## BEGIN

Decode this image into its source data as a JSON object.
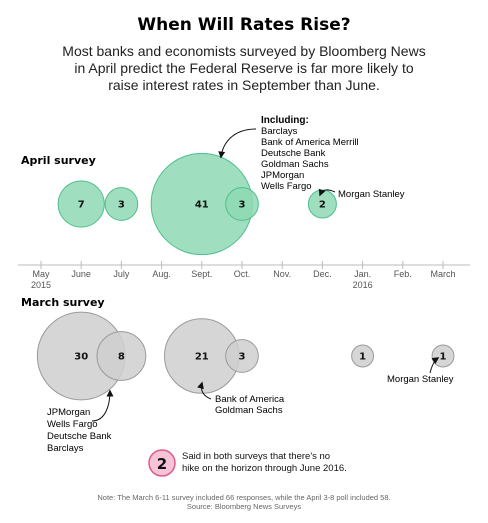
{
  "title": "When Will Rates Rise?",
  "subtitle_lines": [
    "Most banks and economists surveyed by Bloomberg News",
    "in April predict the Federal Reserve is far more likely to",
    "raise interest rates in September than June."
  ],
  "colors": {
    "april_fill": "#8ed9b4",
    "april_stroke": "#4cbf8c",
    "march_fill": "#cfcfcf",
    "march_stroke": "#9a9a9a",
    "highlight_fill": "#f6c4d6",
    "highlight_stroke": "#e05a8c",
    "axis": "#bbbbbb"
  },
  "chart_data": {
    "type": "scatter",
    "encoding": "bubble",
    "x_axis": {
      "ticks": [
        {
          "label": "May",
          "sublabel": "2015"
        },
        {
          "label": "June",
          "sublabel": ""
        },
        {
          "label": "July",
          "sublabel": ""
        },
        {
          "label": "Aug.",
          "sublabel": ""
        },
        {
          "label": "Sept.",
          "sublabel": ""
        },
        {
          "label": "Oct.",
          "sublabel": ""
        },
        {
          "label": "Nov.",
          "sublabel": ""
        },
        {
          "label": "Dec.",
          "sublabel": ""
        },
        {
          "label": "Jan.",
          "sublabel": "2016"
        },
        {
          "label": "Feb.",
          "sublabel": ""
        },
        {
          "label": "March",
          "sublabel": ""
        }
      ]
    },
    "series": [
      {
        "name": "April survey",
        "points": [
          {
            "x": "June",
            "value": 7
          },
          {
            "x": "July",
            "value": 3
          },
          {
            "x": "Sept.",
            "value": 41
          },
          {
            "x": "Oct.",
            "value": 3
          },
          {
            "x": "Dec.",
            "value": 2
          }
        ]
      },
      {
        "name": "March survey",
        "points": [
          {
            "x": "June",
            "value": 30
          },
          {
            "x": "July",
            "value": 8
          },
          {
            "x": "Sept.",
            "value": 21
          },
          {
            "x": "Oct.",
            "value": 3
          },
          {
            "x": "Jan.",
            "value": 1
          },
          {
            "x": "March",
            "value": 1
          }
        ]
      }
    ],
    "annotations": {
      "april_including_title": "Including:",
      "april_including_list": [
        "Barclays",
        "Bank of America Merrill",
        "Deutsche Bank",
        "Goldman Sachs",
        "JPMorgan",
        "Wells Fargo"
      ],
      "april_dec": "Morgan Stanley",
      "march_june_list": [
        "JPMorgan",
        "Wells Fargo",
        "Deutsche Bank",
        "Barclays"
      ],
      "march_oct_list": [
        "Bank of America",
        "Goldman Sachs"
      ],
      "march_march": "Morgan Stanley"
    },
    "no_hike": {
      "value": 2,
      "text_lines": [
        "Said in both surveys that there's no",
        "hike on the horizon through June 2016."
      ]
    },
    "footer_lines": [
      "Note: The March 6-11 survey included 66 responses, while the April 3-8 poll included 58.",
      "Source: Bloomberg News Surveys"
    ]
  }
}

## END

_STATED GOAL_
Omit each picture, then return all of the listing exactly as it stands.

_RESPONSE TO THIS TASK_
Decode this image into its source data as a JSON object.
{
  "title": "When Will Rates Rise?",
  "subtitle_lines": [
    "Most banks and economists surveyed by Bloomberg News",
    "in April predict the Federal Reserve is far more likely to",
    "raise interest rates in September than June."
  ],
  "colors": {
    "april_fill": "#8ed9b4",
    "april_stroke": "#4cbf8c",
    "march_fill": "#cfcfcf",
    "march_stroke": "#9a9a9a",
    "highlight_fill": "#f6c4d6",
    "highlight_stroke": "#e05a8c",
    "axis": "#bbbbbb"
  },
  "chart_data": {
    "type": "scatter",
    "encoding": "bubble",
    "x_axis": {
      "ticks": [
        {
          "label": "May",
          "sublabel": "2015"
        },
        {
          "label": "June",
          "sublabel": ""
        },
        {
          "label": "July",
          "sublabel": ""
        },
        {
          "label": "Aug.",
          "sublabel": ""
        },
        {
          "label": "Sept.",
          "sublabel": ""
        },
        {
          "label": "Oct.",
          "sublabel": ""
        },
        {
          "label": "Nov.",
          "sublabel": ""
        },
        {
          "label": "Dec.",
          "sublabel": ""
        },
        {
          "label": "Jan.",
          "sublabel": "2016"
        },
        {
          "label": "Feb.",
          "sublabel": ""
        },
        {
          "label": "March",
          "sublabel": ""
        }
      ]
    },
    "series": [
      {
        "name": "April survey",
        "points": [
          {
            "x": "June",
            "value": 7
          },
          {
            "x": "July",
            "value": 3
          },
          {
            "x": "Sept.",
            "value": 41
          },
          {
            "x": "Oct.",
            "value": 3
          },
          {
            "x": "Dec.",
            "value": 2
          }
        ]
      },
      {
        "name": "March survey",
        "points": [
          {
            "x": "June",
            "value": 30
          },
          {
            "x": "July",
            "value": 8
          },
          {
            "x": "Sept.",
            "value": 21
          },
          {
            "x": "Oct.",
            "value": 3
          },
          {
            "x": "Jan.",
            "value": 1
          },
          {
            "x": "March",
            "value": 1
          }
        ]
      }
    ],
    "annotations": {
      "april_including_title": "Including:",
      "april_including_list": [
        "Barclays",
        "Bank of America Merrill",
        "Deutsche Bank",
        "Goldman Sachs",
        "JPMorgan",
        "Wells Fargo"
      ],
      "april_dec": "Morgan Stanley",
      "march_june_list": [
        "JPMorgan",
        "Wells Fargo",
        "Deutsche Bank",
        "Barclays"
      ],
      "march_oct_list": [
        "Bank of America",
        "Goldman Sachs"
      ],
      "march_march": "Morgan Stanley"
    },
    "no_hike": {
      "value": 2,
      "text_lines": [
        "Said in both surveys that there's no",
        "hike on the horizon through June 2016."
      ]
    },
    "footer_lines": [
      "Note: The March 6-11 survey included 66 responses, while the April 3-8 poll included 58.",
      "Source: Bloomberg News Surveys"
    ]
  }
}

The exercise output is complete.